- REQUEST: Quote the listing in full, exactly as given, minus any pictures.

- DATA SHOWN:
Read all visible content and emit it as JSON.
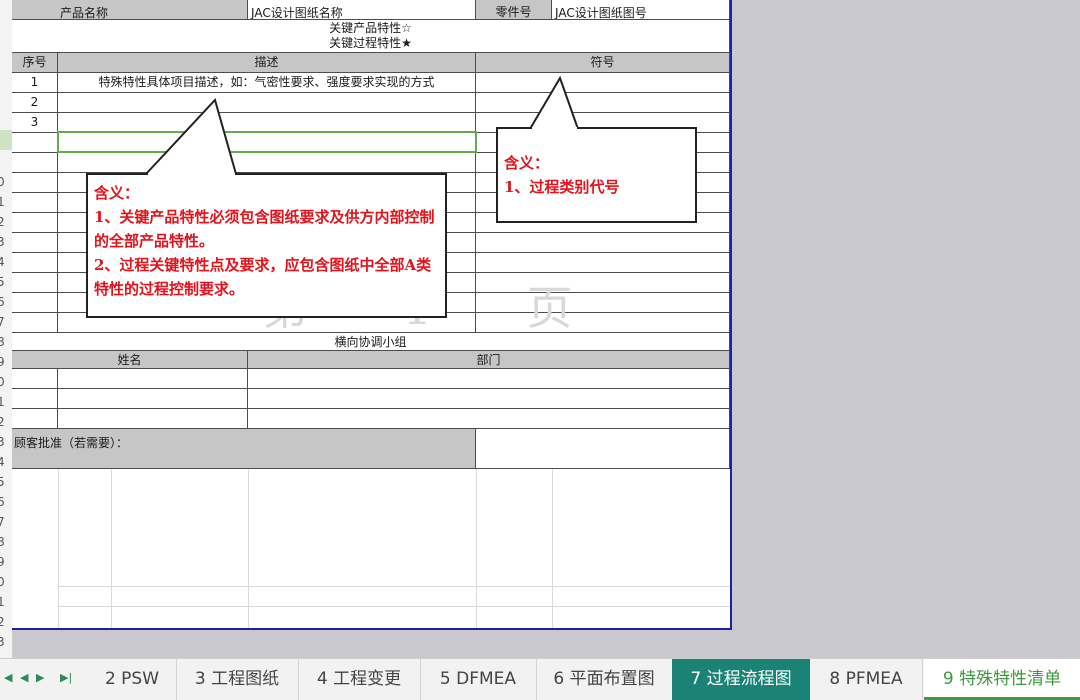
{
  "row_headers": [
    "",
    "",
    "",
    "",
    "",
    "",
    "",
    "",
    "0",
    "1",
    "2",
    "3",
    "4",
    "5",
    "6",
    "7",
    "8",
    "9",
    "0",
    "1",
    "2",
    "3",
    "4",
    "5",
    "6",
    "7",
    "8",
    "9",
    "0",
    "1",
    "2",
    "3"
  ],
  "header": {
    "product_name_label": "产品名称",
    "product_name_value": "JAC设计图纸名称",
    "part_no_label": "零件号",
    "part_no_value": "JAC设计图纸图号",
    "key_product_char": "关键产品特性☆",
    "key_process_char": "关键过程特性★"
  },
  "table": {
    "col_seq": "序号",
    "col_desc": "描述",
    "col_symbol": "符号",
    "rows": [
      {
        "seq": "1",
        "desc": "特殊特性具体项目描述，如：气密性要求、强度要求实现的方式"
      },
      {
        "seq": "2",
        "desc": ""
      },
      {
        "seq": "3",
        "desc": ""
      }
    ]
  },
  "team": {
    "title": "横向协调小组",
    "col_name": "姓名",
    "col_dept": "部门"
  },
  "approval_label": "顾客批准（若需要）：",
  "watermark": "第 1 页",
  "callout_left": {
    "line1": "含义：",
    "line2": "1、关键产品特性必须包含图纸要求及供方内部控制的全部产品特性。",
    "line3": "2、过程关键特性点及要求，应包含图纸中全部A类特性的过程控制要求。"
  },
  "callout_right": {
    "line1": "含义：",
    "line2": "1、过程类别代号"
  },
  "tabs": [
    "2 PSW",
    "3 工程图纸",
    "4 工程变更",
    "5 DFMEA",
    "6 平面布置图",
    "7 过程流程图",
    "8 PFMEA",
    "9 特殊特性清单"
  ],
  "colors": {
    "teal_tab": "#1b8276",
    "active_green": "#3d9a3d",
    "callout_red": "#e2131b",
    "sheet_border": "#1a23a8"
  }
}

- RESULT OF THE EXERCISE:
Read all visible content and emit it as JSON.
{
  "row_headers": [
    "",
    "",
    "",
    "",
    "",
    "",
    "",
    "",
    "0",
    "1",
    "2",
    "3",
    "4",
    "5",
    "6",
    "7",
    "8",
    "9",
    "0",
    "1",
    "2",
    "3",
    "4",
    "5",
    "6",
    "7",
    "8",
    "9",
    "0",
    "1",
    "2",
    "3"
  ],
  "header": {
    "product_name_label": "产品名称",
    "product_name_value": "JAC设计图纸名称",
    "part_no_label": "零件号",
    "part_no_value": "JAC设计图纸图号",
    "key_product_char": "关键产品特性☆",
    "key_process_char": "关键过程特性★"
  },
  "table": {
    "col_seq": "序号",
    "col_desc": "描述",
    "col_symbol": "符号",
    "rows": [
      {
        "seq": "1",
        "desc": "特殊特性具体项目描述，如：气密性要求、强度要求实现的方式"
      },
      {
        "seq": "2",
        "desc": ""
      },
      {
        "seq": "3",
        "desc": ""
      }
    ]
  },
  "team": {
    "title": "横向协调小组",
    "col_name": "姓名",
    "col_dept": "部门"
  },
  "approval_label": "顾客批准（若需要）：",
  "watermark": "第 1 页",
  "callout_left": {
    "line1": "含义：",
    "line2": "1、关键产品特性必须包含图纸要求及供方内部控制的全部产品特性。",
    "line3": "2、过程关键特性点及要求，应包含图纸中全部A类特性的过程控制要求。"
  },
  "callout_right": {
    "line1": "含义：",
    "line2": "1、过程类别代号"
  },
  "tabs": [
    "2 PSW",
    "3 工程图纸",
    "4 工程变更",
    "5 DFMEA",
    "6 平面布置图",
    "7 过程流程图",
    "8 PFMEA",
    "9 特殊特性清单"
  ],
  "colors": {
    "teal_tab": "#1b8276",
    "active_green": "#3d9a3d",
    "callout_red": "#e2131b",
    "sheet_border": "#1a23a8"
  }
}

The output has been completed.